→ **TASK DATA**

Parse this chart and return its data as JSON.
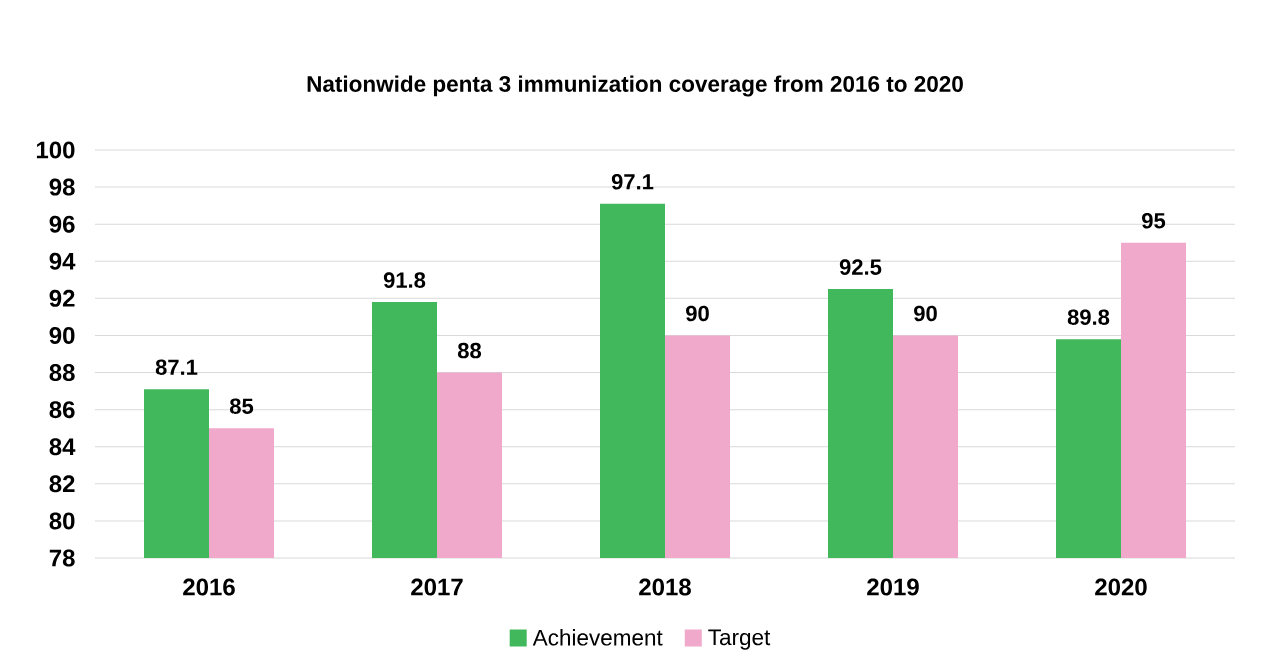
{
  "chart_data": {
    "type": "bar",
    "title": "Nationwide penta 3 immunization coverage from 2016 to 2020",
    "categories": [
      "2016",
      "2017",
      "2018",
      "2019",
      "2020"
    ],
    "series": [
      {
        "name": "Achievement",
        "color": "#41b85b",
        "values": [
          87.1,
          91.8,
          97.1,
          92.5,
          89.8
        ]
      },
      {
        "name": "Target",
        "color": "#f0a9cb",
        "values": [
          85,
          88,
          90,
          90,
          95
        ]
      }
    ],
    "ylim": [
      78,
      100
    ],
    "yticks": [
      78,
      80,
      82,
      84,
      86,
      88,
      90,
      92,
      94,
      96,
      98,
      100
    ],
    "grid": "y",
    "legend": "bottom",
    "data_labels": true
  }
}
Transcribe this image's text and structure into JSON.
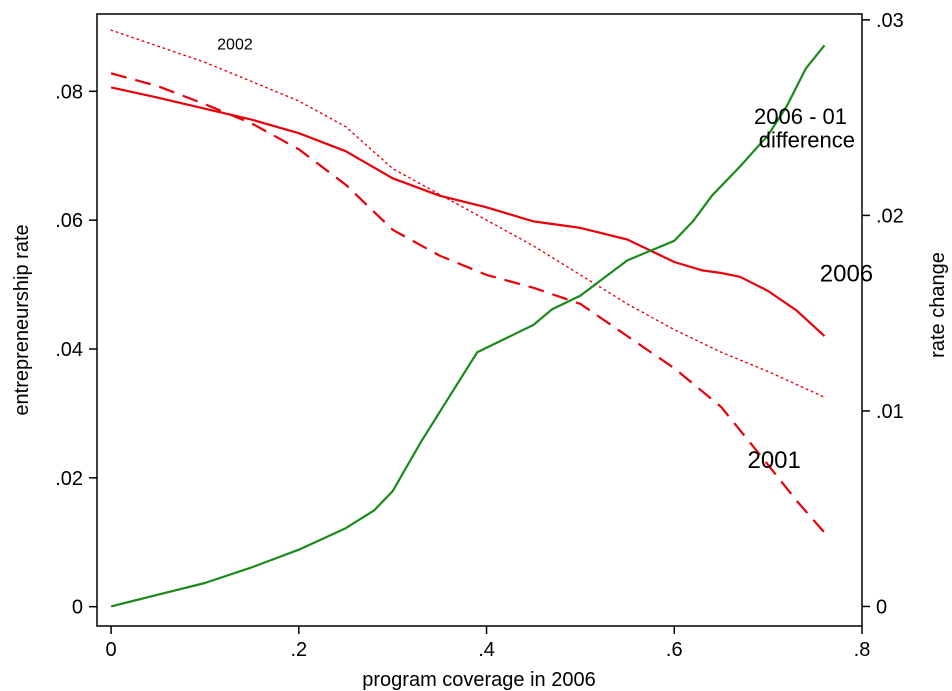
{
  "chart_data": {
    "type": "line",
    "xlabel": "program coverage in 2006",
    "ylabel_left": "entrepreneurship rate",
    "ylabel_right": "rate change",
    "xlim": [
      -0.015,
      0.8
    ],
    "ylim_left": [
      -0.003,
      0.092
    ],
    "ylim_right": [
      -0.001,
      0.0303
    ],
    "x_ticks": [
      {
        "value": 0,
        "label": "0"
      },
      {
        "value": 0.2,
        "label": ".2"
      },
      {
        "value": 0.4,
        "label": ".4"
      },
      {
        "value": 0.6,
        "label": ".6"
      },
      {
        "value": 0.8,
        "label": ".8"
      }
    ],
    "y_ticks_left": [
      {
        "value": 0,
        "label": "0"
      },
      {
        "value": 0.02,
        "label": ".02"
      },
      {
        "value": 0.04,
        "label": ".04"
      },
      {
        "value": 0.06,
        "label": ".06"
      },
      {
        "value": 0.08,
        "label": ".08"
      }
    ],
    "y_ticks_right": [
      {
        "value": 0,
        "label": "0"
      },
      {
        "value": 0.01,
        "label": ".01"
      },
      {
        "value": 0.02,
        "label": ".02"
      },
      {
        "value": 0.03,
        "label": ".03"
      }
    ],
    "grid": false,
    "series": [
      {
        "key": "2006",
        "axis": "left",
        "color": "#e8000b",
        "dash": "solid",
        "x": [
          0,
          0.05,
          0.1,
          0.15,
          0.2,
          0.25,
          0.3,
          0.35,
          0.4,
          0.45,
          0.5,
          0.55,
          0.6,
          0.63,
          0.65,
          0.67,
          0.7,
          0.73,
          0.76
        ],
        "y": [
          0.0806,
          0.079,
          0.0773,
          0.0756,
          0.0735,
          0.0707,
          0.0665,
          0.0638,
          0.062,
          0.0598,
          0.0588,
          0.057,
          0.0535,
          0.0522,
          0.0518,
          0.0512,
          0.049,
          0.046,
          0.042
        ]
      },
      {
        "key": "2001",
        "axis": "left",
        "color": "#e8000b",
        "dash": "dashed",
        "x": [
          0,
          0.05,
          0.1,
          0.15,
          0.2,
          0.25,
          0.3,
          0.35,
          0.4,
          0.45,
          0.5,
          0.55,
          0.6,
          0.65,
          0.7,
          0.73,
          0.76
        ],
        "y": [
          0.0828,
          0.0808,
          0.078,
          0.075,
          0.071,
          0.0655,
          0.0585,
          0.0545,
          0.0515,
          0.0495,
          0.047,
          0.042,
          0.037,
          0.031,
          0.022,
          0.0165,
          0.0115
        ]
      },
      {
        "key": "2002",
        "axis": "left",
        "color": "#e8000b",
        "dash": "dotted",
        "x": [
          0,
          0.05,
          0.1,
          0.15,
          0.2,
          0.25,
          0.3,
          0.35,
          0.4,
          0.45,
          0.5,
          0.55,
          0.6,
          0.65,
          0.7,
          0.76
        ],
        "y": [
          0.0895,
          0.087,
          0.0845,
          0.0815,
          0.0785,
          0.0745,
          0.068,
          0.064,
          0.06,
          0.056,
          0.0515,
          0.047,
          0.043,
          0.0395,
          0.0365,
          0.0325
        ]
      },
      {
        "key": "diff",
        "axis": "right",
        "color": "#1a8a1a",
        "dash": "solid",
        "x": [
          0,
          0.05,
          0.1,
          0.15,
          0.2,
          0.25,
          0.28,
          0.3,
          0.33,
          0.36,
          0.39,
          0.42,
          0.45,
          0.47,
          0.5,
          0.55,
          0.58,
          0.6,
          0.62,
          0.64,
          0.67,
          0.7,
          0.72,
          0.74,
          0.76
        ],
        "y": [
          0,
          0.0006,
          0.0012,
          0.002,
          0.0029,
          0.004,
          0.0049,
          0.0059,
          0.0084,
          0.0107,
          0.013,
          0.0137,
          0.0144,
          0.0152,
          0.0159,
          0.0177,
          0.0183,
          0.0187,
          0.0197,
          0.021,
          0.0225,
          0.0241,
          0.0256,
          0.0275,
          0.0287
        ]
      }
    ],
    "annotations": [
      {
        "key": "label-2002",
        "text": "2002",
        "x": 0.113,
        "y": 0.0865,
        "axis": "left",
        "size": 16
      },
      {
        "key": "label-2006",
        "text": "2006",
        "x": 0.755,
        "y": 0.0505,
        "axis": "left",
        "size": 24
      },
      {
        "key": "label-2001",
        "text": "2001",
        "x": 0.678,
        "y": 0.0215,
        "axis": "left",
        "size": 24
      },
      {
        "key": "label-diff-1",
        "text": "2006 - 01",
        "x": 0.685,
        "y": 0.0749,
        "axis": "left",
        "size": 22
      },
      {
        "key": "label-diff-2",
        "text": "difference",
        "x": 0.69,
        "y": 0.0713,
        "axis": "left",
        "size": 22
      }
    ]
  }
}
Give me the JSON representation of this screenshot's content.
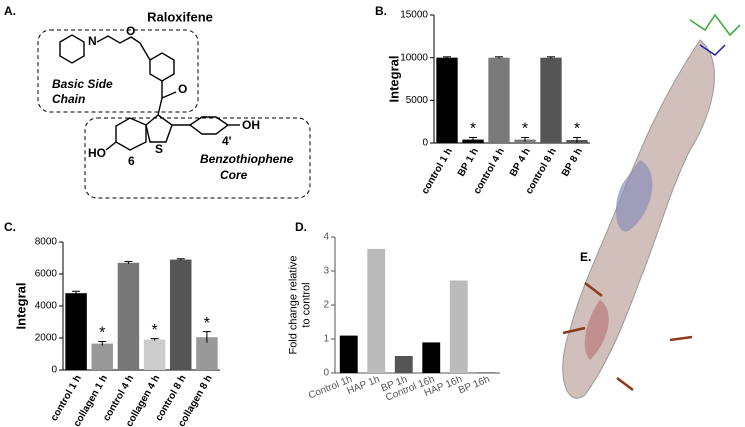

→ **WHAT YOU ARE ASKED TO DO**
In the entries above, find each line with the word "coverage" and show it.

→ **RESPONSE TO THE TASK**
    "title": "Nationwide penta 3 immunization coverage from 2016 to 2020",
    "xlabel": "program coverage in 2006",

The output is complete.